» Text segment
───
Sadly, this means Mono-Green is no longer the deck I would recommend, as I it cannot interrupt this game plan—which will just result in you being slaughtered. On the other hand, those control decks I mentioned with lots of sweepers should do just fine.
As I mentioned earlier, the UK PTQ this weekend had a multitude of control-style decks. Can you guess the M13 card that made these appear from the woodwork? It’s everyone’s favorite goat-making artifact: Trading Post. It has teamed up in the UK with Tezzeret to make this:
UB Tezzert Post by Jack Mitchell-Burns
I like the inclusion of Post into a Tezzeret-style list which wants to play and sacrifice lots of artifacts. Trading Post does, well, basically everything, including become a 5/5. With so many artifacts, Tezzeret’s ultimate provides a pretty good win condition. I have not tried this list myself, so I will resist commenting too much, but I’m excited to try it out.
As decks like this come to prevalence Ground Seal is going to become a must in the sideboard of all green decks, and this may even be enough to stop their progression in the metagame entirely. I would recommend Ground Seal even if you don’t expect any Trading Post lists, as it proved remarkably powerful against Delver this weekend for the Mono-Green decks.
───
» Provided information
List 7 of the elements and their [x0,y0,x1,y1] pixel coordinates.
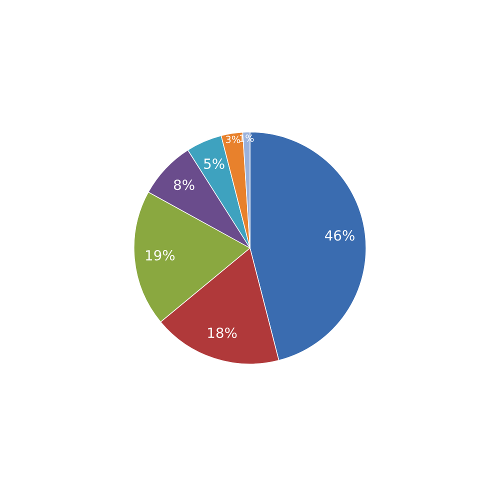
data-label: 19% [146,250,175,261]
data-label: 8% [174,180,194,190]
data-label: 5% [204,158,224,169]
data-label: 3% [226,136,240,144]
data-label: 46% [325,230,354,241]
data-label: 1% [240,134,254,142]
data-label: 18% [208,328,237,338]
───
» Do this
Can you repeat the passage about Magic decks word for word, starting with "As decks like" and going on through "the Mono-Green decks."?

» Exercise answer
As decks like this come to prevalence Ground Seal is going to become a must in the sideboard of all green decks, and this may even be enough to stop their progression in the metagame entirely. I would recommend Ground Seal even if you don’t expect any Trading Post lists, as it proved remarkably powerful against Delver this weekend for the Mono-Green decks.